>> START Data shown

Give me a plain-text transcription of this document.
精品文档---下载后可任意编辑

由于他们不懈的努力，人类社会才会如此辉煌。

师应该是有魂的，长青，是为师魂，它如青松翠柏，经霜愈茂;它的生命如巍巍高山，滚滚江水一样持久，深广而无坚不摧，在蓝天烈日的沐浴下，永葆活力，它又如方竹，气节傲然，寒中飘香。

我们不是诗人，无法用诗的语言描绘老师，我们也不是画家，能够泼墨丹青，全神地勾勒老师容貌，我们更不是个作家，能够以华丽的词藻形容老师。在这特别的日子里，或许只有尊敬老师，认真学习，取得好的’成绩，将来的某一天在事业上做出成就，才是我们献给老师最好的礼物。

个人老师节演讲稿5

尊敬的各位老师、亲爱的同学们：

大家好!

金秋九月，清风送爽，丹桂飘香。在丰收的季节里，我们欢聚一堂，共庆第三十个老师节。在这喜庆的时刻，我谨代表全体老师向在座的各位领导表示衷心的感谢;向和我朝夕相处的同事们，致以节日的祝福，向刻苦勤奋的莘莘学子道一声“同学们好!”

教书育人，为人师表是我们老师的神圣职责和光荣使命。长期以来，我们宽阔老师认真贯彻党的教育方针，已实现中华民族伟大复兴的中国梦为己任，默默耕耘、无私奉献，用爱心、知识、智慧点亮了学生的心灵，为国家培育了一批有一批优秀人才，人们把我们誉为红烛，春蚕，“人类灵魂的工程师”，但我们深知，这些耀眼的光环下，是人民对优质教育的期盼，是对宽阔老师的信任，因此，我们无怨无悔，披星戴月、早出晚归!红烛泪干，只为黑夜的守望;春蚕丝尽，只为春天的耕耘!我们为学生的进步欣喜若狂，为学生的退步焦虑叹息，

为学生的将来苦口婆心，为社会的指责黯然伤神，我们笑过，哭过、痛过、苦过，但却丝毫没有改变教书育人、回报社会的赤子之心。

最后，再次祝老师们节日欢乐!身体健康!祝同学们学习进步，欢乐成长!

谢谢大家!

>> END Data shown

Task directions:
Take the data above and return it exactly.

Reply to the task:
Give me a plain-text transcription of this document.
精品文档---下载后可任意编辑

由于他们不懈的努力，人类社会才会如此辉煌。

师应该是有魂的，长青，是为师魂，它如青松翠柏，经霜愈茂;它的生命如巍巍高山，滚滚江水一样持久，深广而无坚不摧，在蓝天烈日的沐浴下，永葆活力，它又如方竹，气节傲然，寒中飘香。

我们不是诗人，无法用诗的语言描绘老师，我们也不是画家，能够泼墨丹青，全神地勾勒老师容貌，我们更不是个作家，能够以华丽的词藻形容老师。在这特别的日子里，或许只有尊敬老师，认真学习，取得好的’成绩，将来的某一天在事业上做出成就，才是我们献给老师最好的礼物。

个人老师节演讲稿5

尊敬的各位老师、亲爱的同学们：

大家好!

金秋九月，清风送爽，丹桂飘香。在丰收的季节里，我们欢聚一堂，共庆第三十个老师节。在这喜庆的时刻，我谨代表全体老师向在座的各位领导表示衷心的感谢;向和我朝夕相处的同事们，致以节日的祝福，向刻苦勤奋的莘莘学子道一声“同学们好!”

教书育人，为人师表是我们老师的神圣职责和光荣使命。长期以来，我们宽阔老师认真贯彻党的教育方针，已实现中华民族伟大复兴的中国梦为己任，默默耕耘、无私奉献，用爱心、知识、智慧点亮了学生的心灵，为国家培育了一批有一批优秀人才，人们把我们誉为红烛，春蚕，“人类灵魂的工程师”，但我们深知，这些耀眼的光环下，是人民对优质教育的期盼，是对宽阔老师的信任，因此，我们无怨无悔，披星戴月、早出晚归!红烛泪干，只为黑夜的守望;春蚕丝尽，只为春天的耕耘!我们为学生的进步欣喜若狂，为学生的退步焦虑叹息，

为学生的将来苦口婆心，为社会的指责黯然伤神，我们笑过，哭过、痛过、苦过，但却丝毫没有改变教书育人、回报社会的赤子之心。

最后，再次祝老师们节日欢乐!身体健康!祝同学们学习进步，欢乐成长!

谢谢大家!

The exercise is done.